====== Listing

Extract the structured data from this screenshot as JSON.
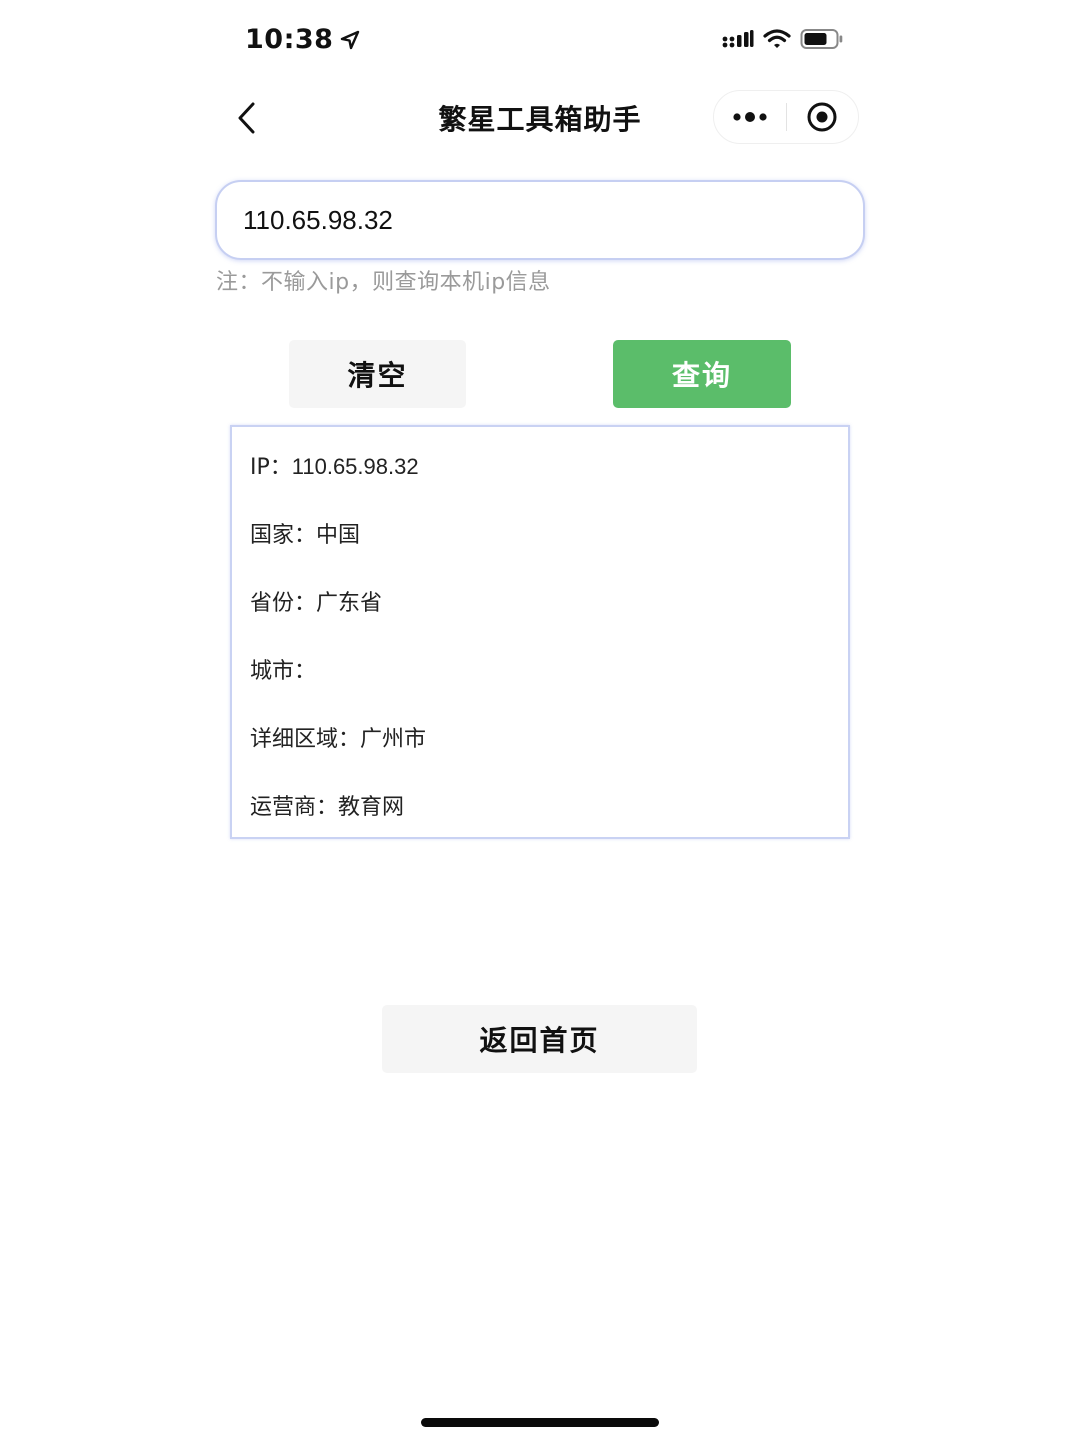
{
  "status_bar": {
    "time": "10:38",
    "location_icon": "location-arrow-icon",
    "signal_icon": "cellular-signal-icon",
    "wifi_icon": "wifi-icon",
    "battery_icon": "battery-icon"
  },
  "nav": {
    "back_icon": "chevron-left-icon",
    "title": "繁星工具箱助手",
    "more_icon": "more-dots-icon",
    "close_icon": "target-circle-icon"
  },
  "query": {
    "ip_value": "110.65.98.32",
    "note": "注：不输入ip，则查询本机ip信息"
  },
  "buttons": {
    "clear_label": "清空",
    "query_label": "查询",
    "home_label": "返回首页"
  },
  "result": {
    "rows": [
      {
        "label": "IP：",
        "value": "110.65.98.32"
      },
      {
        "label": "国家：",
        "value": "中国"
      },
      {
        "label": "省份：",
        "value": "广东省"
      },
      {
        "label": "城市：",
        "value": ""
      },
      {
        "label": "详细区域：",
        "value": "广州市"
      },
      {
        "label": "运营商：",
        "value": "教育网"
      }
    ]
  },
  "colors": {
    "accent_green": "#5bbd6a",
    "input_border": "#c6cff2",
    "note_gray": "#9a9a9a",
    "button_gray": "#f5f5f5"
  }
}
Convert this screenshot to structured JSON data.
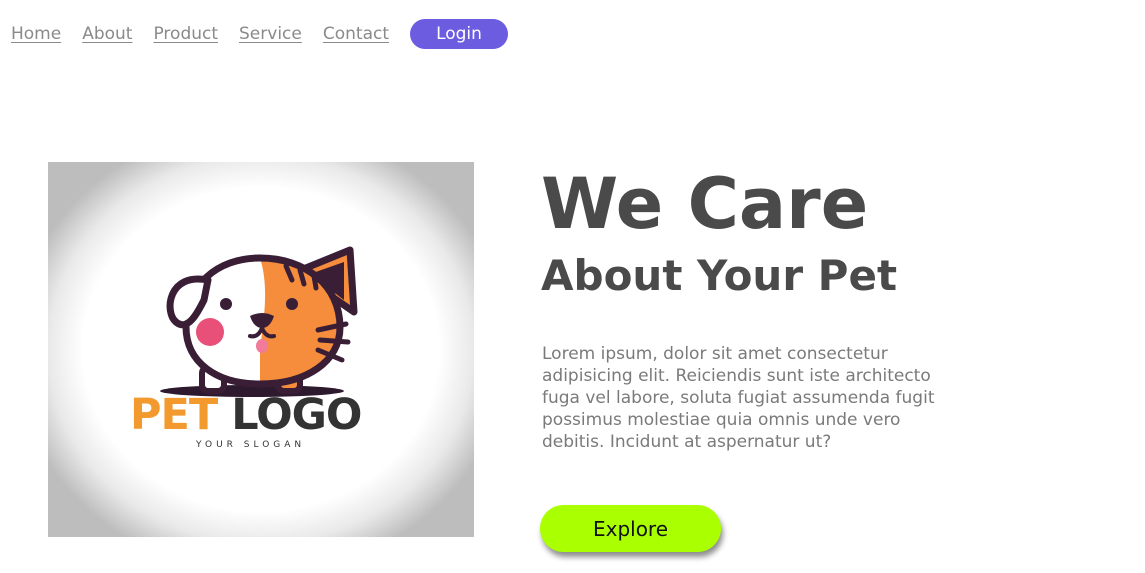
{
  "nav": {
    "items": [
      {
        "label": "Home"
      },
      {
        "label": "About"
      },
      {
        "label": "Product"
      },
      {
        "label": "Service"
      },
      {
        "label": "Contact"
      }
    ],
    "login_label": "Login"
  },
  "hero": {
    "logo": {
      "word1": "PET",
      "word2": "LOGO",
      "slogan": "YOUR SLOGAN",
      "icon": "dog-cat-face-icon"
    },
    "headline_line1": "We Care",
    "headline_line2": "About Your Pet",
    "description": "Lorem ipsum, dolor sit amet consectetur adipisicing elit. Reiciendis sunt iste architecto fuga vel labore, soluta fugiat assumenda fugit possimus molestiae quia omnis unde vero debitis. Incidunt at aspernatur ut?",
    "explore_label": "Explore"
  },
  "colors": {
    "login_bg": "#6b5ce0",
    "explore_bg": "#aaff00",
    "heading": "#4a4a4a",
    "logo_orange": "#f29a2e"
  }
}
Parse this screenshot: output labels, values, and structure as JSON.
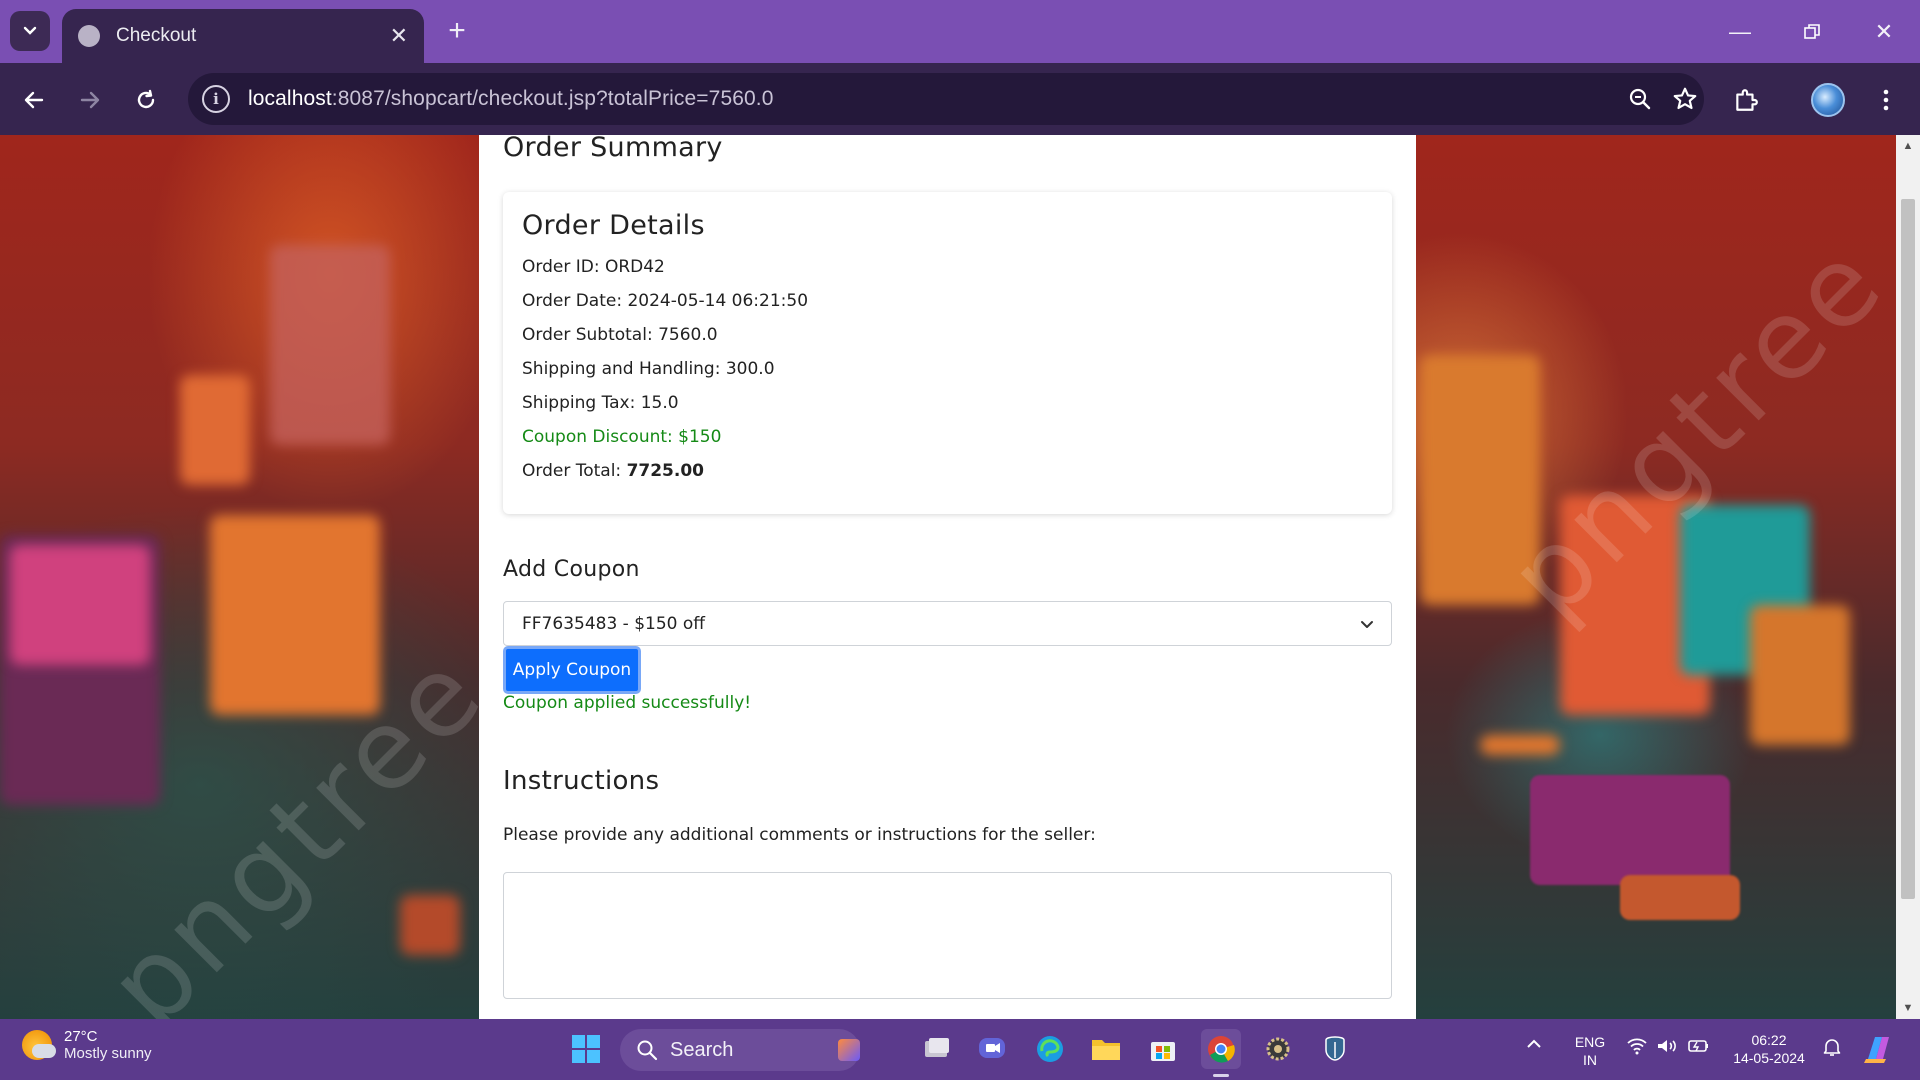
{
  "browser": {
    "tab_title": "Checkout",
    "url_host": "localhost",
    "url_path": ":8087/shopcart/checkout.jsp?totalPrice=7560.0"
  },
  "page": {
    "summary_heading": "Order Summary",
    "details": {
      "heading": "Order Details",
      "order_id": "Order ID: ORD42",
      "order_date": "Order Date: 2024-05-14 06:21:50",
      "subtotal": "Order Subtotal: 7560.0",
      "shipping": "Shipping and Handling: 300.0",
      "tax": "Shipping Tax: 15.0",
      "coupon_discount": "Coupon Discount: $150",
      "total_label": "Order Total: ",
      "total_value": "7725.00"
    },
    "coupon": {
      "heading": "Add Coupon",
      "selected_option": "FF7635483 - $150 off",
      "apply_label": "Apply Coupon",
      "success_message": "Coupon applied successfully!"
    },
    "instructions": {
      "heading": "Instructions",
      "label": "Please provide any additional comments or instructions for the seller:",
      "value": ""
    },
    "background_watermark": "pngtree"
  },
  "taskbar": {
    "temperature": "27°C",
    "weather": "Mostly sunny",
    "search_label": "Search",
    "lang_1": "ENG",
    "lang_2": "IN",
    "time": "06:22",
    "date": "14-05-2024"
  },
  "colors": {
    "chrome_purple": "#7a4fb3",
    "toolbar": "#36254f",
    "primary_button": "#0d6efd",
    "success_green": "#158a16"
  }
}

============

Copy out every line with the word "data".

Extract the structured data from this screenshot as JSON.
Convert this screenshot to structured JSON data.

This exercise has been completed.